§ **SCHRIFTLICHE AUFGABE A**
Beantworte zum Bericht über Puimoisson und die Unfallbilanz des Sommers 2020 diese Fragen:
(i) Wer hatte den neugewählten Bürgermeister von Puimoisson zum Nachtessen eingeladen?
(ii) In welcher Region verunglückte am 5. August ein Doppelsitzer?
(iii) Wo war der am 18. August verunglückte Pilot gestartet?

§ **SEITE**

┄┄┄┄┄┄

Zufahrtstrasse Puimoisson als Dauerthema
Zu reden gibt in Puimoisson auch immer wieder der Zustand der Zufahrtstrasse zum Flugplatz. Interessant war in diesem Zusammenhang ein Gespräch mit dem neugewählten Bürgermeister (Maire) von Puimoisson, den Alfred Spindelberger zur Besichtigung des Flugplatzes zum Nachtessen eingeladen hatte, zusammen mit seiner Gattin. Das Ganze ist nebst einer Kosten- und Beteiligungsfrage auch eine Frage der Vorschriften. So meinte der Gemeindepräsident zur Frage der Asphaltierung, sie hätten diesbezüglich sehr strenge Auflagen. Würde irgendwo eine Naturstrasse neu asphaltiert, müsste an einem anderen Ort die gleiche Fläche Hartbelag rückgebaut werden. Man will damit offenbar eine Asphaltierung/Zubetonierung der Landschaft verhindern.
Erfreuliche Unfallbilanz
Im Unterschied zu früheren Jahren präsentiert sich die Unfallbilanz für den Sommer 2020 recht positiv. In den beiden Monaten Juli und August ist «nur» von zwei schweren Segelflugunfällen im Berichtsgebiet die Rede.
Am Nachmittag des 5. August verunglückte ein Doppelsitzer in der Region Parmelan bei Annecy. Erste Berichte deuteten darauf hin, dass das Flugzeug mit dem Seil des Lastenseilbahn zur Parmelan-Hütte kollidiert ist. Es stürzte in den Wald ab. Die beiden an Bord befindlichen Personen im Alter von 60 und 61 Jahren wurden schwer verletzt, konnten von der Feuerwehr vor Ort medizinisch versorgt und auf dem Luftweg in das Krankenhaus von Annecy geflogen werden. Eine Untersuchung des Unfalls ist eingeleitet. Quelle: «Le Dauphiné».
Am Dienstag, 18. August kam ein 58jähriger Segelflugpilot bei Angles ums Leben. Das Flugzeug stürzte in einer schwer zugänglichen, steilen und bewaldeten Bergregion im Verdon-Tal zwischen den Gemeinden Angles und Saint-André-les-Alpes ab. Das Segelflugzeug befand sich an der «Crête du Petit Grau» in einer Höhe von gut 1200 m/M. Der Pilot, Eigentümer des Flugzeugs, war in Fayence gestartet und in Nizza zu Hause. Er starb noch vor dem Eintreffen der Feuerwehrleute und Retter des Zuges der Hochgebirgsgendarmerie (PGHM) von Jausiers. Die Staatsanwaltschaft von Digne-les-Bains leitete eine gerichtliche Untersuchung ein, um die Ursachen des Absturzes zu ermitteln. Quellen: «La Provence» und «Les pelotons de gendarmerie de haute montagne, Jausiers, PGHM».

┄┄┄┄┄┄

§ **DATENTEIL**
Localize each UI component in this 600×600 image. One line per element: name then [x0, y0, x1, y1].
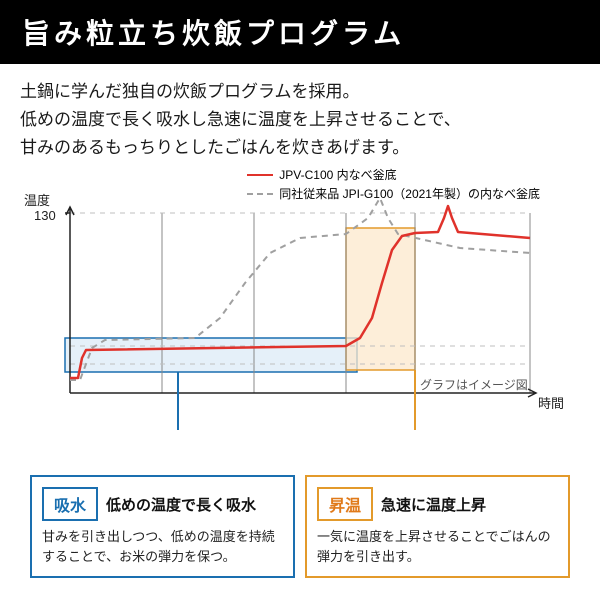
note-absorption-body: 甘みを引き出しつつ、低めの温度を持続することで、お米の弾力を保つ。 [42, 527, 283, 566]
legend-item-dash: 同社従来品 JPI-G100（2021年製）の内なべ釡底 [247, 185, 540, 202]
pill-heatup: 昇温 [317, 487, 373, 521]
legend-swatch-dash [247, 193, 273, 195]
legend-swatch-solid [247, 174, 273, 176]
desc-line-1: 土鍋に学んだ独自の炊飯プログラムを採用。 [20, 82, 360, 101]
description: 土鍋に学んだ独自の炊飯プログラムを採用。 低めの温度で長く吸水し急速に温度を上昇… [0, 64, 600, 168]
page-title: 旨み粒立ち炊飯プログラム [0, 0, 600, 64]
legend-item-solid: JPV-C100 内なべ釡底 [247, 166, 540, 183]
note-absorption-head: 吸水 低めの温度で長く吸水 [42, 487, 283, 521]
note-absorption: 吸水 低めの温度で長く吸水 甘みを引き出しつつ、低めの温度を持続することで、お米… [30, 475, 295, 578]
legend-label-dash: 同社従来品 JPI-G100（2021年製）の内なべ釡底 [279, 185, 540, 202]
note-heatup-body: 一気に温度を上昇させることでごはんの弾力を引き出す。 [317, 527, 558, 566]
note-heatup-headtext: 急速に温度上昇 [381, 494, 486, 515]
desc-line-2: 低めの温度で長く吸水し急速に温度を上昇させることで、 [20, 110, 461, 129]
note-boxes: 吸水 低めの温度で長く吸水 甘みを引き出しつつ、低めの温度を持続することで、お米… [20, 475, 580, 578]
y-tick-130: 130 [34, 208, 56, 223]
note-heatup: 昇温 急速に温度上昇 一気に温度を上昇させることでごはんの弾力を引き出す。 [305, 475, 570, 578]
note-absorption-headtext: 低めの温度で長く吸水 [106, 494, 256, 515]
note-heatup-head: 昇温 急速に温度上昇 [317, 487, 558, 521]
chart-image-note: グラフはイメージ図 [420, 376, 528, 393]
desc-line-3: 甘みのあるもっちりとしたごはんを炊きあげます。 [20, 138, 409, 157]
pill-absorption: 吸水 [42, 487, 98, 521]
chart-legend: JPV-C100 内なべ釡底 同社従来品 JPI-G100（2021年製）の内な… [247, 166, 540, 204]
chart-svg [20, 168, 580, 433]
x-axis-label: 時間 [538, 393, 564, 412]
chart-container: JPV-C100 内なべ釡底 同社従来品 JPI-G100（2021年製）の内な… [20, 168, 580, 578]
legend-label-solid: JPV-C100 内なべ釡底 [279, 166, 396, 183]
y-axis-label: 温度 [24, 190, 50, 209]
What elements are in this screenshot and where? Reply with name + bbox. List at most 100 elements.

┄┄┄┄┄┄

§ **SCHRIFTLICHE AUFGABE B**
Gib aus der Auflistung alles von der Zeile mit „527, 283, 566]“ bis hinunter zur Zeile mit „note-absorption-head: 吸水 低めの温度で長く吸水“ wortgetreu wieder, beide Zeilen eingeschlossen.

§ **SCHRIFTLICHE ANTWORT A**
(i) Alfred Spindelberger
(ii) In der Region Parmelan bei Annecy
(iii) In Fayence

§ **SCHRIFTLICHE ANTWORT B**
note-absorption-body: 甘みを引き出しつつ、低めの温度を持続することで、お米の弾力を保つ。 [42, 527, 283, 566]
legend-item-dash: 同社従来品 JPI-G100（2021年製）の内なべ釡底 [247, 185, 540, 202]
pill-heatup: 昇温 [317, 487, 373, 521]
legend-swatch-dash [247, 193, 273, 195]
legend-swatch-solid [247, 174, 273, 176]
desc-line-1: 土鍋に学んだ独自の炊飯プログラムを採用。 [20, 82, 360, 101]
description: 土鍋に学んだ独自の炊飯プログラムを採用。 低めの温度で長く吸水し急速に温度を上昇… [0, 64, 600, 168]
page-title: 旨み粒立ち炊飯プログラム [0, 0, 600, 64]
legend-item-solid: JPV-C100 内なべ釡底 [247, 166, 540, 183]
note-absorption-head: 吸水 低めの温度で長く吸水 [42, 487, 283, 521]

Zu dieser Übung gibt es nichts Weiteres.